** start of Recorded data **

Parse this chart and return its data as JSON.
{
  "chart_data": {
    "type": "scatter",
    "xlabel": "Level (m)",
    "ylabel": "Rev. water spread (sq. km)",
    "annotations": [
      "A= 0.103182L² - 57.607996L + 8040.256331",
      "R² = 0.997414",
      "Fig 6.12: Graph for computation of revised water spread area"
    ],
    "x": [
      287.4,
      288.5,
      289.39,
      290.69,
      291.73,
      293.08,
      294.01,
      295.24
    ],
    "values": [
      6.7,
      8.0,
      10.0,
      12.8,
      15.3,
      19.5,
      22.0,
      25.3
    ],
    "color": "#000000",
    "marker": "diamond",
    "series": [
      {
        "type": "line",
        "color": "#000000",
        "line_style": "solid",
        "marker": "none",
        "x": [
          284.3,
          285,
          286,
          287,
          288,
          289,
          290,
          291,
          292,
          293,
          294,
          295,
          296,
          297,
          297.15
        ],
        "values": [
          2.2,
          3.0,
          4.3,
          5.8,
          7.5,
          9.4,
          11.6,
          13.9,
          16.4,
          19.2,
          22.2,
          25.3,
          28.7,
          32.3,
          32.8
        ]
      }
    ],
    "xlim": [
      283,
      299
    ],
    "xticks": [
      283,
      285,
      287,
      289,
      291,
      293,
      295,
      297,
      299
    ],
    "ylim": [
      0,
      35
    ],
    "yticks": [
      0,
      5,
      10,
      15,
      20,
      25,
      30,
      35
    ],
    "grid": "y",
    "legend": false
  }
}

** end of Recorded data **

Stated exercise – Transcribe the whole listing exactly.

Task solution –
Parse this chart and return its data as JSON.
{
  "chart_data": {
    "type": "scatter",
    "xlabel": "Level (m)",
    "ylabel": "Rev. water spread (sq. km)",
    "annotations": [
      "A= 0.103182L² - 57.607996L + 8040.256331",
      "R² = 0.997414",
      "Fig 6.12: Graph for computation of revised water spread area"
    ],
    "x": [
      287.4,
      288.5,
      289.39,
      290.69,
      291.73,
      293.08,
      294.01,
      295.24
    ],
    "values": [
      6.7,
      8.0,
      10.0,
      12.8,
      15.3,
      19.5,
      22.0,
      25.3
    ],
    "color": "#000000",
    "marker": "diamond",
    "series": [
      {
        "type": "line",
        "color": "#000000",
        "line_style": "solid",
        "marker": "none",
        "x": [
          284.3,
          285,
          286,
          287,
          288,
          289,
          290,
          291,
          292,
          293,
          294,
          295,
          296,
          297,
          297.15
        ],
        "values": [
          2.2,
          3.0,
          4.3,
          5.8,
          7.5,
          9.4,
          11.6,
          13.9,
          16.4,
          19.2,
          22.2,
          25.3,
          28.7,
          32.3,
          32.8
        ]
      }
    ],
    "xlim": [
      283,
      299
    ],
    "xticks": [
      283,
      285,
      287,
      289,
      291,
      293,
      295,
      297,
      299
    ],
    "ylim": [
      0,
      35
    ],
    "yticks": [
      0,
      5,
      10,
      15,
      20,
      25,
      30,
      35
    ],
    "grid": "y",
    "legend": false
  }
}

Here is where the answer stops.